EXERCISE OBJECTIVE. Without altering anything, output the material below.
--- Start ENTRIES ---
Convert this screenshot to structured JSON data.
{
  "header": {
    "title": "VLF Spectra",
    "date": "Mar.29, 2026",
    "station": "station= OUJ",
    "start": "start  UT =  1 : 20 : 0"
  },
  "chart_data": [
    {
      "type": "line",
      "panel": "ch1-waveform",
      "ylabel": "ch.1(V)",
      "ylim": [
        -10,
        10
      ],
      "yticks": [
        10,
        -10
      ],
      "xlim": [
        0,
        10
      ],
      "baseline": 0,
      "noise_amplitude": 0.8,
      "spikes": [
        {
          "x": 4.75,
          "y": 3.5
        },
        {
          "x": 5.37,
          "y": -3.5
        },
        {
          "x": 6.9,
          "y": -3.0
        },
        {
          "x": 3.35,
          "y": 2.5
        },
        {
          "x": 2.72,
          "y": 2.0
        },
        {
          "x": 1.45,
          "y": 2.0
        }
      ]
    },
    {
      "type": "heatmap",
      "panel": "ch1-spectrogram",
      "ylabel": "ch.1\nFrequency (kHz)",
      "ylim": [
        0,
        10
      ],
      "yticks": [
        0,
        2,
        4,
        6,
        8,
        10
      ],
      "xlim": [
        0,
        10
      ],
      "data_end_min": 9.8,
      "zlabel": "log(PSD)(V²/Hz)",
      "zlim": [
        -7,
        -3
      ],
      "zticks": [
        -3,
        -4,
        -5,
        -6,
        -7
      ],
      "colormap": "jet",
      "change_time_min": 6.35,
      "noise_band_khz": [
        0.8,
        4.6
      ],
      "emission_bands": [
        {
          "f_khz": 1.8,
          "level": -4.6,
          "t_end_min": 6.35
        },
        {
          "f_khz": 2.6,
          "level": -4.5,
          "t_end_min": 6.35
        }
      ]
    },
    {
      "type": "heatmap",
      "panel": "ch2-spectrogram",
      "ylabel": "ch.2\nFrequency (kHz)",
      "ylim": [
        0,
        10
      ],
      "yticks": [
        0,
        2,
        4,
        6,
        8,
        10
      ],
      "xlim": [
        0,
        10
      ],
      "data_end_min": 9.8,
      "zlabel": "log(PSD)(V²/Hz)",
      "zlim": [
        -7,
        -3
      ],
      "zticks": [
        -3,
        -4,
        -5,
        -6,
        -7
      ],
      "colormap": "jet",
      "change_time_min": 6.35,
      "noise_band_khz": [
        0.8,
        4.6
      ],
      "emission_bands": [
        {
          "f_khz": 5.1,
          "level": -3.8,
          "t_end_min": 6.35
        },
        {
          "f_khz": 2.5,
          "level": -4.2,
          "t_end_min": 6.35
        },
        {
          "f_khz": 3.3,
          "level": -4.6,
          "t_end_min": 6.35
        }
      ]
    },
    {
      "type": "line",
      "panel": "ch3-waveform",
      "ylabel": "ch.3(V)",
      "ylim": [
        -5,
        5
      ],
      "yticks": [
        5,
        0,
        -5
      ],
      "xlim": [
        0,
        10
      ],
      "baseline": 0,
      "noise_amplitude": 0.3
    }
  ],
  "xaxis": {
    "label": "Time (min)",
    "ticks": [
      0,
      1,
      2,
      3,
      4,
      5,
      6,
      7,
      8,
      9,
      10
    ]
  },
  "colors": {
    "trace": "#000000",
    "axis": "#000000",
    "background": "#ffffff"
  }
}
--- End ENTRIES ---
TASK SOLUTION.
Convert this screenshot to structured JSON data.
{
  "header": {
    "title": "VLF Spectra",
    "date": "Mar.29, 2026",
    "station": "station= OUJ",
    "start": "start  UT =  1 : 20 : 0"
  },
  "chart_data": [
    {
      "type": "line",
      "panel": "ch1-waveform",
      "ylabel": "ch.1(V)",
      "ylim": [
        -10,
        10
      ],
      "yticks": [
        10,
        -10
      ],
      "xlim": [
        0,
        10
      ],
      "baseline": 0,
      "noise_amplitude": 0.8,
      "spikes": [
        {
          "x": 4.75,
          "y": 3.5
        },
        {
          "x": 5.37,
          "y": -3.5
        },
        {
          "x": 6.9,
          "y": -3.0
        },
        {
          "x": 3.35,
          "y": 2.5
        },
        {
          "x": 2.72,
          "y": 2.0
        },
        {
          "x": 1.45,
          "y": 2.0
        }
      ]
    },
    {
      "type": "heatmap",
      "panel": "ch1-spectrogram",
      "ylabel": "ch.1\nFrequency (kHz)",
      "ylim": [
        0,
        10
      ],
      "yticks": [
        0,
        2,
        4,
        6,
        8,
        10
      ],
      "xlim": [
        0,
        10
      ],
      "data_end_min": 9.8,
      "zlabel": "log(PSD)(V²/Hz)",
      "zlim": [
        -7,
        -3
      ],
      "zticks": [
        -3,
        -4,
        -5,
        -6,
        -7
      ],
      "colormap": "jet",
      "change_time_min": 6.35,
      "noise_band_khz": [
        0.8,
        4.6
      ],
      "emission_bands": [
        {
          "f_khz": 1.8,
          "level": -4.6,
          "t_end_min": 6.35
        },
        {
          "f_khz": 2.6,
          "level": -4.5,
          "t_end_min": 6.35
        }
      ]
    },
    {
      "type": "heatmap",
      "panel": "ch2-spectrogram",
      "ylabel": "ch.2\nFrequency (kHz)",
      "ylim": [
        0,
        10
      ],
      "yticks": [
        0,
        2,
        4,
        6,
        8,
        10
      ],
      "xlim": [
        0,
        10
      ],
      "data_end_min": 9.8,
      "zlabel": "log(PSD)(V²/Hz)",
      "zlim": [
        -7,
        -3
      ],
      "zticks": [
        -3,
        -4,
        -5,
        -6,
        -7
      ],
      "colormap": "jet",
      "change_time_min": 6.35,
      "noise_band_khz": [
        0.8,
        4.6
      ],
      "emission_bands": [
        {
          "f_khz": 5.1,
          "level": -3.8,
          "t_end_min": 6.35
        },
        {
          "f_khz": 2.5,
          "level": -4.2,
          "t_end_min": 6.35
        },
        {
          "f_khz": 3.3,
          "level": -4.6,
          "t_end_min": 6.35
        }
      ]
    },
    {
      "type": "line",
      "panel": "ch3-waveform",
      "ylabel": "ch.3(V)",
      "ylim": [
        -5,
        5
      ],
      "yticks": [
        5,
        0,
        -5
      ],
      "xlim": [
        0,
        10
      ],
      "baseline": 0,
      "noise_amplitude": 0.3
    }
  ],
  "xaxis": {
    "label": "Time (min)",
    "ticks": [
      0,
      1,
      2,
      3,
      4,
      5,
      6,
      7,
      8,
      9,
      10
    ]
  },
  "colors": {
    "trace": "#000000",
    "axis": "#000000",
    "background": "#ffffff"
  }
}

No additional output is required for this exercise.